## WORK INSTRUCTIONS:
The records should be written out in full, with nothing altered.

## DATA SHOWN:
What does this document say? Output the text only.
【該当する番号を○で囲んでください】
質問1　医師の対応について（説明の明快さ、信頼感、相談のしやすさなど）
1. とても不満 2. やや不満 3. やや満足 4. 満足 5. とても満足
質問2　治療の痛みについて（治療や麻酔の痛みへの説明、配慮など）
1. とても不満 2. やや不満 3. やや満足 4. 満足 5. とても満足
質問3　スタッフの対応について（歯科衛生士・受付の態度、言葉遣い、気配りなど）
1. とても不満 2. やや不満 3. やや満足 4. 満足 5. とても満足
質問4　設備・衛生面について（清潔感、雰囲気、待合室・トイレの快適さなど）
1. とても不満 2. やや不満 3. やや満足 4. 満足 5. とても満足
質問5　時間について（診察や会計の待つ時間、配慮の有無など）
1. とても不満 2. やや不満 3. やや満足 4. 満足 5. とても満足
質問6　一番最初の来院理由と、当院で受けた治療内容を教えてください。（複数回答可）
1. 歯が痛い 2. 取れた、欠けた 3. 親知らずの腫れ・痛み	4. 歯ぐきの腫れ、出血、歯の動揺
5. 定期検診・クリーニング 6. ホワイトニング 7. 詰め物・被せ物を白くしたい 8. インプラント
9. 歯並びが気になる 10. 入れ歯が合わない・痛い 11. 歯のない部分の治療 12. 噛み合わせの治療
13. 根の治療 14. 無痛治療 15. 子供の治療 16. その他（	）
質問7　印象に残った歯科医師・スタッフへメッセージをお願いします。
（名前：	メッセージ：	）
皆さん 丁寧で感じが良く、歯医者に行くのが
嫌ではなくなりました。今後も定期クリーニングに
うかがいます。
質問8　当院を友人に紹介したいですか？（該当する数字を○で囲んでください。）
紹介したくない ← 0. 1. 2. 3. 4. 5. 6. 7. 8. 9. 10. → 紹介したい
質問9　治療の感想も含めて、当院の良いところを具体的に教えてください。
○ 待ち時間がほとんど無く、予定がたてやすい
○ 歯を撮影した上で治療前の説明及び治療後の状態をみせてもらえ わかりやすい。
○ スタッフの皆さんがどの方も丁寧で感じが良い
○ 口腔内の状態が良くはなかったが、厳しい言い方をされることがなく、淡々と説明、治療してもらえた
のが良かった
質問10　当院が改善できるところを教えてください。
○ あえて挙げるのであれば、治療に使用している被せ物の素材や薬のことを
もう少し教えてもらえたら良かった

## SOLUTION:
What does this document say? Output the text only.
【該当する番号を○で囲んでください】
質問1　医師の対応について（説明の明快さ、信頼感、相談のしやすさなど）
1. とても不満 2. やや不満 3. やや満足 4. 満足 5. とても満足
質問2　治療の痛みについて（治療や麻酔の痛みへの説明、配慮など）
1. とても不満 2. やや不満 3. やや満足 4. 満足 5. とても満足
質問3　スタッフの対応について（歯科衛生士・受付の態度、言葉遣い、気配りなど）
1. とても不満 2. やや不満 3. やや満足 4. 満足 5. とても満足
質問4　設備・衛生面について（清潔感、雰囲気、待合室・トイレの快適さなど）
1. とても不満 2. やや不満 3. やや満足 4. 満足 5. とても満足
質問5　時間について（診察や会計の待つ時間、配慮の有無など）
1. とても不満 2. やや不満 3. やや満足 4. 満足 5. とても満足
質問6　一番最初の来院理由と、当院で受けた治療内容を教えてください。（複数回答可）
1. 歯が痛い 2. 取れた、欠けた 3. 親知らずの腫れ・痛み	4. 歯ぐきの腫れ、出血、歯の動揺
5. 定期検診・クリーニング 6. ホワイトニング 7. 詰め物・被せ物を白くしたい 8. インプラント
9. 歯並びが気になる 10. 入れ歯が合わない・痛い 11. 歯のない部分の治療 12. 噛み合わせの治療
13. 根の治療 14. 無痛治療 15. 子供の治療 16. その他（	）
質問7　印象に残った歯科医師・スタッフへメッセージをお願いします。
（名前：	メッセージ：	）
皆さん 丁寧で感じが良く、歯医者に行くのが
嫌ではなくなりました。今後も定期クリーニングに
うかがいます。
質問8　当院を友人に紹介したいですか？（該当する数字を○で囲んでください。）
紹介したくない ← 0. 1. 2. 3. 4. 5. 6. 7. 8. 9. 10. → 紹介したい
質問9　治療の感想も含めて、当院の良いところを具体的に教えてください。
○ 待ち時間がほとんど無く、予定がたてやすい
○ 歯を撮影した上で治療前の説明及び治療後の状態をみせてもらえ わかりやすい。
○ スタッフの皆さんがどの方も丁寧で感じが良い
○ 口腔内の状態が良くはなかったが、厳しい言い方をされることがなく、淡々と説明、治療してもらえた
のが良かった
質問10　当院が改善できるところを教えてください。
○ あえて挙げるのであれば、治療に使用している被せ物の素材や薬のことを
もう少し教えてもらえたら良かった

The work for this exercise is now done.